_WHAT YOU HAVE TO DO:_ Copy each line where the word "Resultado" occurs.

_GIVEN DATA:_
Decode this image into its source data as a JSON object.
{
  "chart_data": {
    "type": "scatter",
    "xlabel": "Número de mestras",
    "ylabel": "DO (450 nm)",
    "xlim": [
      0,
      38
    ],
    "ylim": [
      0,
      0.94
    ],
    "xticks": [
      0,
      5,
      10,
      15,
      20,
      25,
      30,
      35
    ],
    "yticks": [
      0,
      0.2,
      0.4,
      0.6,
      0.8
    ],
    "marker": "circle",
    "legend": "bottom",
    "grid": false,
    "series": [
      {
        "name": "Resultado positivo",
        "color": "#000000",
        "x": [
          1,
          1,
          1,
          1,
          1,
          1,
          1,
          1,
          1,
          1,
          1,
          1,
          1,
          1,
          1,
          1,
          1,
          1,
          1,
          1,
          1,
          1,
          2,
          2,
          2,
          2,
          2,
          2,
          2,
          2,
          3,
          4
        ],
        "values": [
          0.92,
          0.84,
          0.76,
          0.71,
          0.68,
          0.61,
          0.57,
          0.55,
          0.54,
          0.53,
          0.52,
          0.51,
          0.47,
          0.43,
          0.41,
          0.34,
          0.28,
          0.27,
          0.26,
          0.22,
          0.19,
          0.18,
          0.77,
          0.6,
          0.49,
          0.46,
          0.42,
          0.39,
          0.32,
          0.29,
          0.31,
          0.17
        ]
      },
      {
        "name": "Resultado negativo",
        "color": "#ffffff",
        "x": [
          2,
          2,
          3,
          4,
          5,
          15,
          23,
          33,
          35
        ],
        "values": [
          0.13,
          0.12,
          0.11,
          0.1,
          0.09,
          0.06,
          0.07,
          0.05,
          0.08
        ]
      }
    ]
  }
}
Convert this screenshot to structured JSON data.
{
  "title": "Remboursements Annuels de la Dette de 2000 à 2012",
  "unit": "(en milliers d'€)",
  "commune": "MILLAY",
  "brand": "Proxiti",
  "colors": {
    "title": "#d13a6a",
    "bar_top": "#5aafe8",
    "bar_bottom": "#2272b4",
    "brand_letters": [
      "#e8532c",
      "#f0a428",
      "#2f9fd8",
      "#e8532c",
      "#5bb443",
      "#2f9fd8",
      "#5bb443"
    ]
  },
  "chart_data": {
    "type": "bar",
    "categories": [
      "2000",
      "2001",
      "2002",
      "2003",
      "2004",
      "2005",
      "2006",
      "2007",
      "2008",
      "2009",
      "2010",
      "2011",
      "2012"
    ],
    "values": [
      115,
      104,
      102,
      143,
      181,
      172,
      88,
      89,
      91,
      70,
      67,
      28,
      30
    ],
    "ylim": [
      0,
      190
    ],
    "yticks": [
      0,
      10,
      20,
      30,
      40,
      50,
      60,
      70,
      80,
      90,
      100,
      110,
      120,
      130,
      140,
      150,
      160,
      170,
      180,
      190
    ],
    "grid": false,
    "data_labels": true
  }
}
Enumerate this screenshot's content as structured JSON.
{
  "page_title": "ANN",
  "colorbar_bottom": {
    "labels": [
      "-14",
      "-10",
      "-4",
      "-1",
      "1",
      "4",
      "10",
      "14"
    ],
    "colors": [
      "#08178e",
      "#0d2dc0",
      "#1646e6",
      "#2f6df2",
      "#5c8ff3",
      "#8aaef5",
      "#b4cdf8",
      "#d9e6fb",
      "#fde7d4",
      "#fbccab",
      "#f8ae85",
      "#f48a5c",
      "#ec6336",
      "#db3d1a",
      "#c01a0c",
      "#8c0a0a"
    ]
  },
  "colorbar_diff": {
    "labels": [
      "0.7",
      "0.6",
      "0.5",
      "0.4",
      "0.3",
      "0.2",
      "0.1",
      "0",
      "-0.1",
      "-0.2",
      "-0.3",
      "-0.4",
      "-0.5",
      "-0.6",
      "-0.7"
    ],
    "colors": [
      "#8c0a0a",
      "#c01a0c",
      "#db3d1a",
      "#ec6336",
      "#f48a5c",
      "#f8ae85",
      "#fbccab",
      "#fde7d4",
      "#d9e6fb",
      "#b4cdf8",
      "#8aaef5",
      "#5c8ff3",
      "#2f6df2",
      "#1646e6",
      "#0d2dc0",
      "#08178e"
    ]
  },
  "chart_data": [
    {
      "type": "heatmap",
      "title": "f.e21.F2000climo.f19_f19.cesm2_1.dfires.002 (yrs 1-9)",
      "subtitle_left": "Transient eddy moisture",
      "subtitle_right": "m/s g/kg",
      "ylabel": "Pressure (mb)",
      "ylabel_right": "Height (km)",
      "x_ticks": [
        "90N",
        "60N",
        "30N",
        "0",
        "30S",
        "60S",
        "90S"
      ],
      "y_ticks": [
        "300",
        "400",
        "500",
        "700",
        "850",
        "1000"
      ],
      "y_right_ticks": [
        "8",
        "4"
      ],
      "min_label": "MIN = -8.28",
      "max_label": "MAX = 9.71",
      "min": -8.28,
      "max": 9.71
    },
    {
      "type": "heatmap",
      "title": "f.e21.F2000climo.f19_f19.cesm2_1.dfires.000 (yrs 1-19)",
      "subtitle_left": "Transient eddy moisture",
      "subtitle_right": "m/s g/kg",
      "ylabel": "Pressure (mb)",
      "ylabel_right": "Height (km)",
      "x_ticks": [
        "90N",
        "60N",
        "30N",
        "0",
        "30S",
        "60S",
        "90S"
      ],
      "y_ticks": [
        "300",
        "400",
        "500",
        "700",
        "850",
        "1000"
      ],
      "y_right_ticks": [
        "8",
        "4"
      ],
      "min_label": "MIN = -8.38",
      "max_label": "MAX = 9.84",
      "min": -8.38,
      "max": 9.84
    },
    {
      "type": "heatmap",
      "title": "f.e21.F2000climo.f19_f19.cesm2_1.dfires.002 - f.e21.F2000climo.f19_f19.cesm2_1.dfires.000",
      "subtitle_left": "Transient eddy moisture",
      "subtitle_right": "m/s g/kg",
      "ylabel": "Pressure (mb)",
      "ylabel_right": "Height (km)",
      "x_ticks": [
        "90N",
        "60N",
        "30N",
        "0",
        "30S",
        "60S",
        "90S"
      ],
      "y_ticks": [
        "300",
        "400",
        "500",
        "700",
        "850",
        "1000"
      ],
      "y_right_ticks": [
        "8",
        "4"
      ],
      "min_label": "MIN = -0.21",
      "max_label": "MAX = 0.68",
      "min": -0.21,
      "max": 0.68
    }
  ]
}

_SOLVED EXERCISE:_
        "name": "Resultado positivo",
        "name": "Resultado negativo",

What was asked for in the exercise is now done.